### WHAT TO WORK ON
When you copy the data that follows, reproduce every word exactly and leave out the images.

### DATASET
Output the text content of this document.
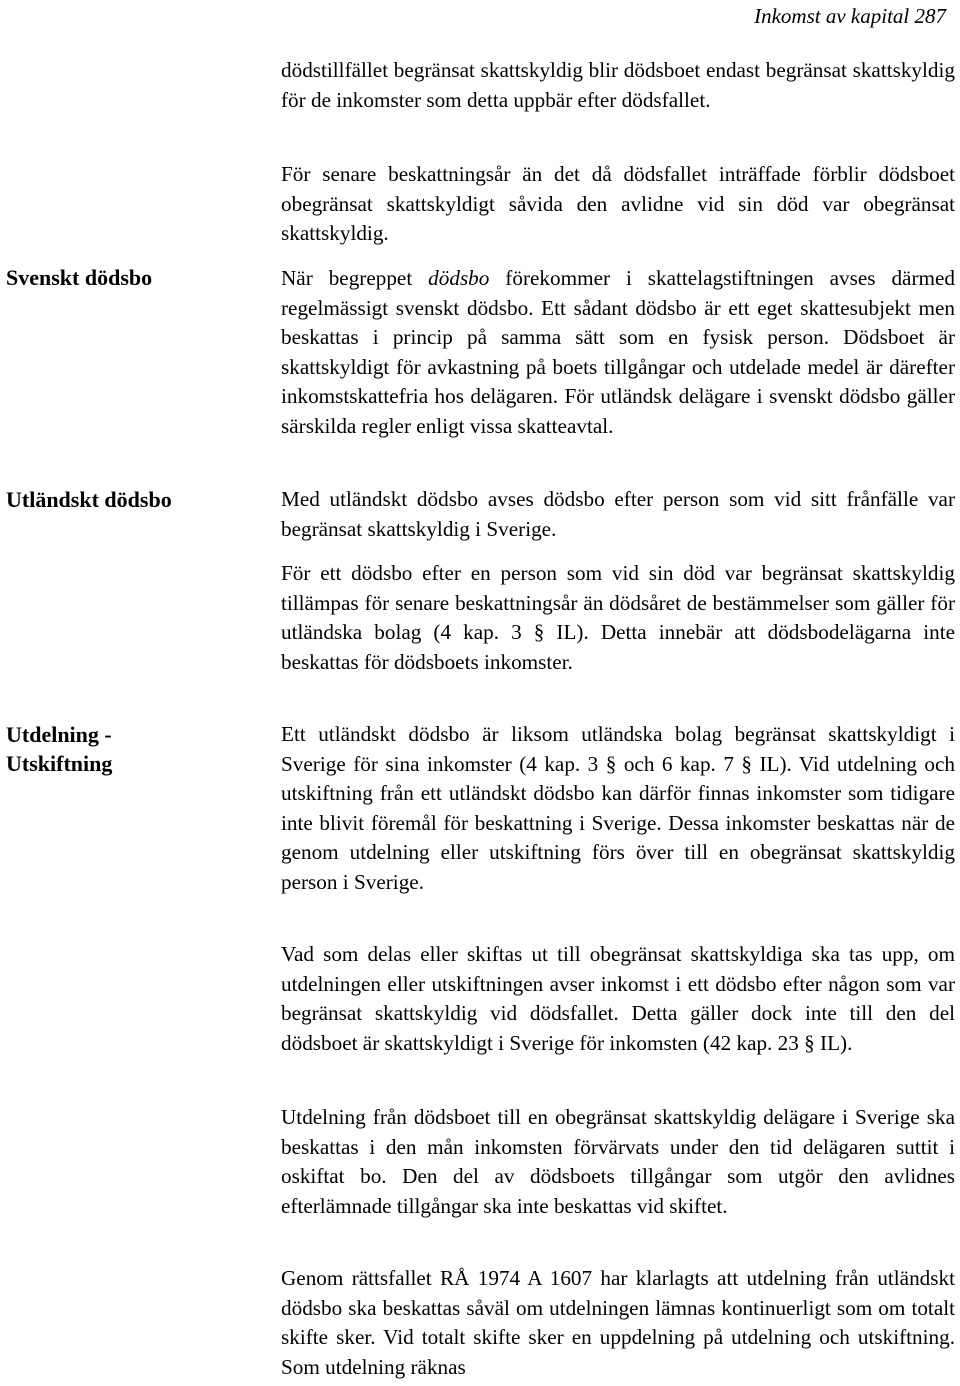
Inkomst av kapital 287
Svenskt dödsbo
Utländskt dödsbo
Utdelning -
Utskiftning

dödstillfället begränsat skattskyldig blir dödsboet endast begränsat skattskyldig för de inkomster som detta uppbär efter dödsfallet.

För senare beskattningsår än det då dödsfallet inträffade förblir dödsboet obegränsat skattskyldigt såvida den avlidne vid sin död var obegränsat skattskyldig.

När begreppet dödsbo förekommer i skattelagstiftningen avses därmed regelmässigt svenskt dödsbo. Ett sådant dödsbo är ett eget skattesubjekt men beskattas i princip på samma sätt som en fysisk person. Dödsboet är skattskyldigt för avkastning på boets tillgångar och utdelade medel är därefter inkomstskattefria hos delägaren. För utländsk delägare i svenskt dödsbo gäller särskilda regler enligt vissa skatteavtal.

Med utländskt dödsbo avses dödsbo efter person som vid sitt frånfälle var begränsat skattskyldig i Sverige.

För ett dödsbo efter en person som vid sin död var begränsat skattskyldig tillämpas för senare beskattningsår än dödsåret de bestämmelser som gäller för utländska bolag (4 kap. 3 § IL). Detta innebär att dödsbodelägarna inte beskattas för dödsboets inkomster.

Ett utländskt dödsbo är liksom utländska bolag begränsat skattskyldigt i Sverige för sina inkomster (4 kap. 3 § och 6 kap. 7 § IL). Vid utdelning och utskiftning från ett utländskt dödsbo kan därför finnas inkomster som tidigare inte blivit föremål för beskattning i Sverige. Dessa inkomster beskattas när de genom utdelning eller utskiftning förs över till en obegränsat skattskyldig person i Sverige.

Vad som delas eller skiftas ut till obegränsat skattskyldiga ska tas upp, om utdelningen eller utskiftningen avser inkomst i ett dödsbo efter någon som var begränsat skattskyldig vid dödsfallet. Detta gäller dock inte till den del dödsboet är skattskyldigt i Sverige för inkomsten (42 kap. 23 § IL).

Utdelning från dödsboet till en obegränsat skattskyldig delägare i Sverige ska beskattas i den mån inkomsten förvärvats under den tid delägaren suttit i oskiftat bo. Den del av dödsboets tillgångar som utgör den avlidnes efterlämnade tillgångar ska inte beskattas vid skiftet.

Genom rättsfallet RÅ 1974 A 1607 har klarlagts att utdelning från utländskt dödsbo ska beskattas såväl om utdelningen lämnas kontinuerligt som om totalt skifte sker. Vid totalt skifte sker en uppdelning på utdelning och utskiftning. Som utdelning räknas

### PROBLEM SOLUTION
Output the text content of this document.
Inkomst av kapital 287
Svenskt dödsbo
Utländskt dödsbo
Utdelning -
Utskiftning

dödstillfället begränsat skattskyldig blir dödsboet endast begränsat skattskyldig för de inkomster som detta uppbär efter dödsfallet.

För senare beskattningsår än det då dödsfallet inträffade förblir dödsboet obegränsat skattskyldigt såvida den avlidne vid sin död var obegränsat skattskyldig.

När begreppet dödsbo förekommer i skattelagstiftningen avses därmed regelmässigt svenskt dödsbo. Ett sådant dödsbo är ett eget skattesubjekt men beskattas i princip på samma sätt som en fysisk person. Dödsboet är skattskyldigt för avkastning på boets tillgångar och utdelade medel är därefter inkomstskattefria hos delägaren. För utländsk delägare i svenskt dödsbo gäller särskilda regler enligt vissa skatteavtal.

Med utländskt dödsbo avses dödsbo efter person som vid sitt frånfälle var begränsat skattskyldig i Sverige.

För ett dödsbo efter en person som vid sin död var begränsat skattskyldig tillämpas för senare beskattningsår än dödsåret de bestämmelser som gäller för utländska bolag (4 kap. 3 § IL). Detta innebär att dödsbodelägarna inte beskattas för dödsboets inkomster.

Ett utländskt dödsbo är liksom utländska bolag begränsat skattskyldigt i Sverige för sina inkomster (4 kap. 3 § och 6 kap. 7 § IL). Vid utdelning och utskiftning från ett utländskt dödsbo kan därför finnas inkomster som tidigare inte blivit föremål för beskattning i Sverige. Dessa inkomster beskattas när de genom utdelning eller utskiftning förs över till en obegränsat skattskyldig person i Sverige.

Vad som delas eller skiftas ut till obegränsat skattskyldiga ska tas upp, om utdelningen eller utskiftningen avser inkomst i ett dödsbo efter någon som var begränsat skattskyldig vid dödsfallet. Detta gäller dock inte till den del dödsboet är skattskyldigt i Sverige för inkomsten (42 kap. 23 § IL).

Utdelning från dödsboet till en obegränsat skattskyldig delägare i Sverige ska beskattas i den mån inkomsten förvärvats under den tid delägaren suttit i oskiftat bo. Den del av dödsboets tillgångar som utgör den avlidnes efterlämnade tillgångar ska inte beskattas vid skiftet.

Genom rättsfallet RÅ 1974 A 1607 har klarlagts att utdelning från utländskt dödsbo ska beskattas såväl om utdelningen lämnas kontinuerligt som om totalt skifte sker. Vid totalt skifte sker en uppdelning på utdelning och utskiftning. Som utdelning räknas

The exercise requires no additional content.